■ Record set ■
------------------------------

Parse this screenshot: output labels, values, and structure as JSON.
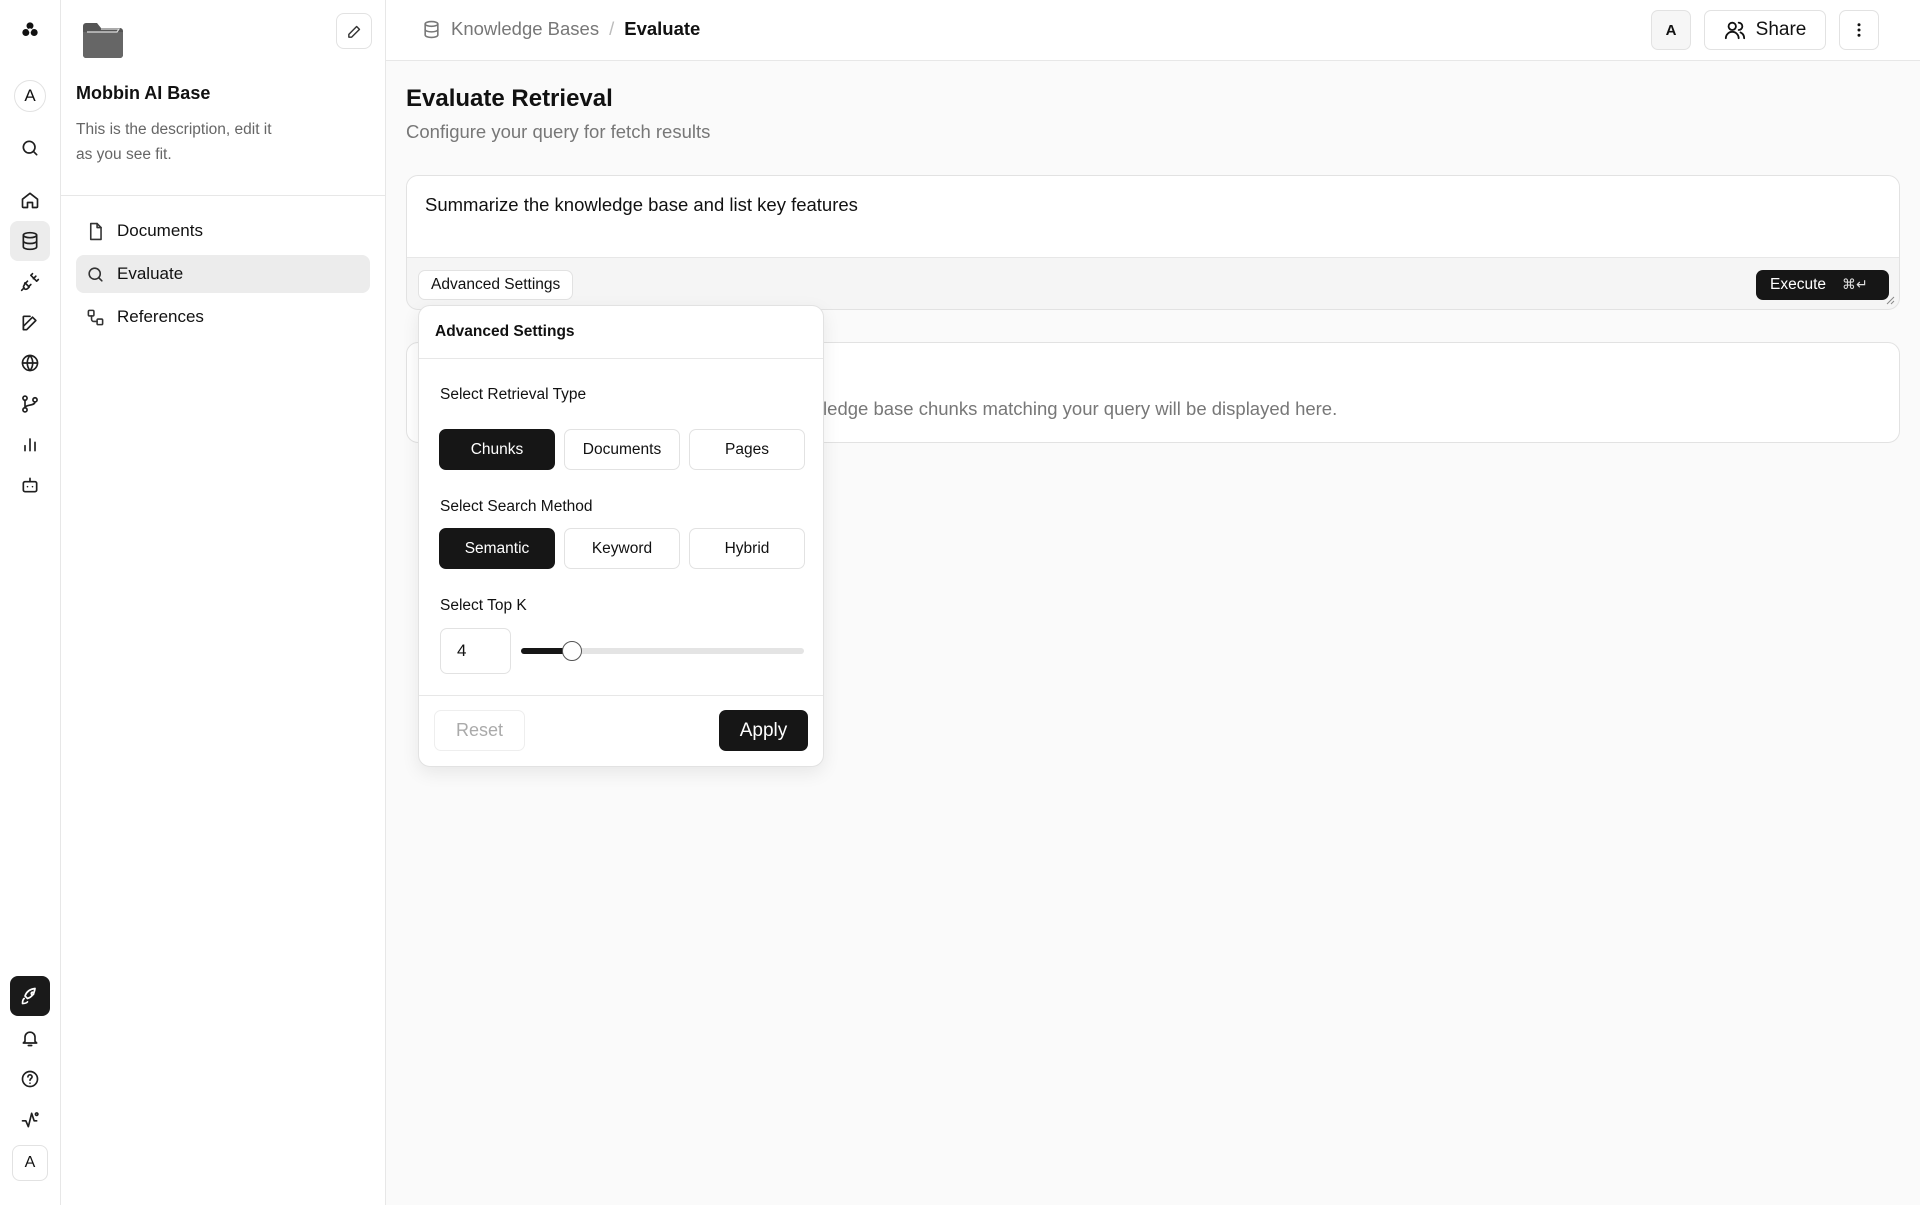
{
  "rail": {
    "avatar_top": "A",
    "avatar_bottom": "A",
    "icons_top": [
      "logo-icon",
      "search-icon",
      "home-icon",
      "database-icon",
      "plug-icon",
      "edit-icon",
      "globe-icon",
      "git-branch-icon",
      "bar-chart-icon",
      "bot-icon"
    ],
    "icons_bottom": [
      "rocket-icon",
      "bell-icon",
      "help-icon",
      "activity-icon"
    ]
  },
  "sidebar": {
    "title": "Mobbin AI Base",
    "description": "This is the description, edit it as you see fit.",
    "items": [
      {
        "label": "Documents",
        "icon": "file-icon"
      },
      {
        "label": "Evaluate",
        "icon": "search-icon",
        "active": true
      },
      {
        "label": "References",
        "icon": "references-icon"
      }
    ]
  },
  "topbar": {
    "breadcrumb_root": "Knowledge Bases",
    "breadcrumb_separator": "/",
    "breadcrumb_current": "Evaluate",
    "avatar": "A",
    "share_label": "Share"
  },
  "main": {
    "title": "Evaluate Retrieval",
    "subtitle": "Configure your query for fetch results",
    "query_text": "Summarize the knowledge base and list key features",
    "advanced_settings_label": "Advanced Settings",
    "execute_label": "Execute",
    "execute_shortcut": "⌘↵",
    "results_placeholder": "ant knowledge base chunks matching your query will be displayed here."
  },
  "popover": {
    "title": "Advanced Settings",
    "retrieval_type_label": "Select Retrieval Type",
    "retrieval_types": [
      "Chunks",
      "Documents",
      "Pages"
    ],
    "retrieval_type_selected": "Chunks",
    "search_method_label": "Select Search Method",
    "search_methods": [
      "Semantic",
      "Keyword",
      "Hybrid"
    ],
    "search_method_selected": "Semantic",
    "top_k_label": "Select Top K",
    "top_k_value": "4",
    "top_k_slider_fraction": 0.18,
    "reset_label": "Reset",
    "apply_label": "Apply"
  },
  "colors": {
    "accent": "#161616",
    "active_bg": "#ececec",
    "border": "#e2e2e2",
    "muted_text": "#777777"
  }
}
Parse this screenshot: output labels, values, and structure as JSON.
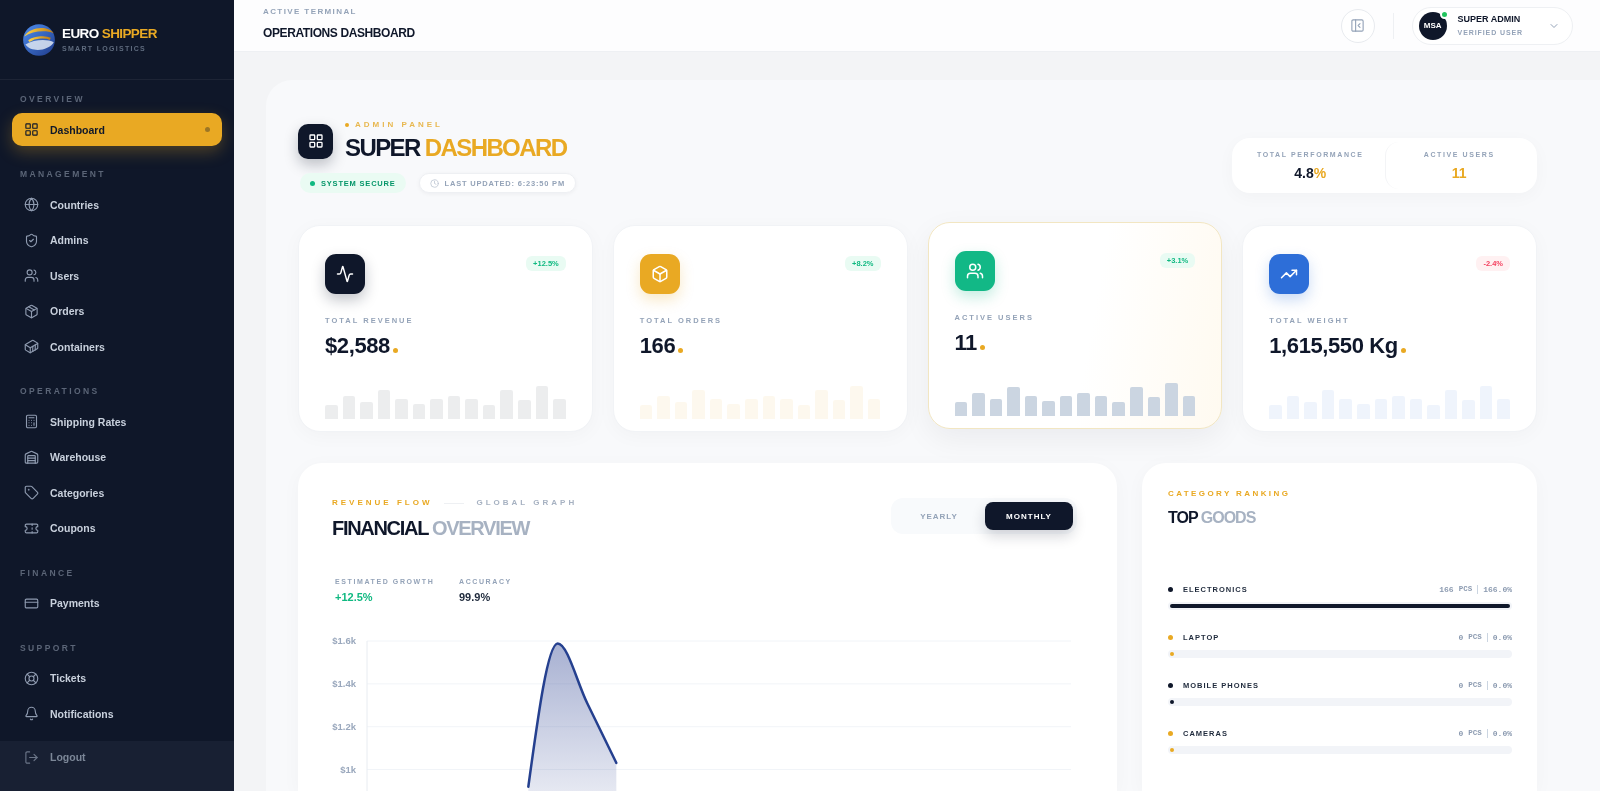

------------------------------

■ What the task requires ■
Write out the entries again, exactly as given, skipping any images.

■ Exercise output ■
Parse this screenshot: output labels, values, and structure as JSON.
{
  "rail": {
    "avatar_top": "A",
    "avatar_bottom": "A",
    "icons_top": [
      "logo-icon",
      "search-icon",
      "home-icon",
      "database-icon",
      "plug-icon",
      "edit-icon",
      "globe-icon",
      "git-branch-icon",
      "bar-chart-icon",
      "bot-icon"
    ],
    "icons_bottom": [
      "rocket-icon",
      "bell-icon",
      "help-icon",
      "activity-icon"
    ]
  },
  "sidebar": {
    "title": "Mobbin AI Base",
    "description": "This is the description, edit it as you see fit.",
    "items": [
      {
        "label": "Documents",
        "icon": "file-icon"
      },
      {
        "label": "Evaluate",
        "icon": "search-icon",
        "active": true
      },
      {
        "label": "References",
        "icon": "references-icon"
      }
    ]
  },
  "topbar": {
    "breadcrumb_root": "Knowledge Bases",
    "breadcrumb_separator": "/",
    "breadcrumb_current": "Evaluate",
    "avatar": "A",
    "share_label": "Share"
  },
  "main": {
    "title": "Evaluate Retrieval",
    "subtitle": "Configure your query for fetch results",
    "query_text": "Summarize the knowledge base and list key features",
    "advanced_settings_label": "Advanced Settings",
    "execute_label": "Execute",
    "execute_shortcut": "⌘↵",
    "results_placeholder": "ant knowledge base chunks matching your query will be displayed here."
  },
  "popover": {
    "title": "Advanced Settings",
    "retrieval_type_label": "Select Retrieval Type",
    "retrieval_types": [
      "Chunks",
      "Documents",
      "Pages"
    ],
    "retrieval_type_selected": "Chunks",
    "search_method_label": "Select Search Method",
    "search_methods": [
      "Semantic",
      "Keyword",
      "Hybrid"
    ],
    "search_method_selected": "Semantic",
    "top_k_label": "Select Top K",
    "top_k_value": "4",
    "top_k_slider_fraction": 0.18,
    "reset_label": "Reset",
    "apply_label": "Apply"
  },
  "colors": {
    "accent": "#161616",
    "active_bg": "#ececec",
    "border": "#e2e2e2",
    "muted_text": "#777777"
  }
}
Parse this screenshot: output labels, values, and structure as JSON.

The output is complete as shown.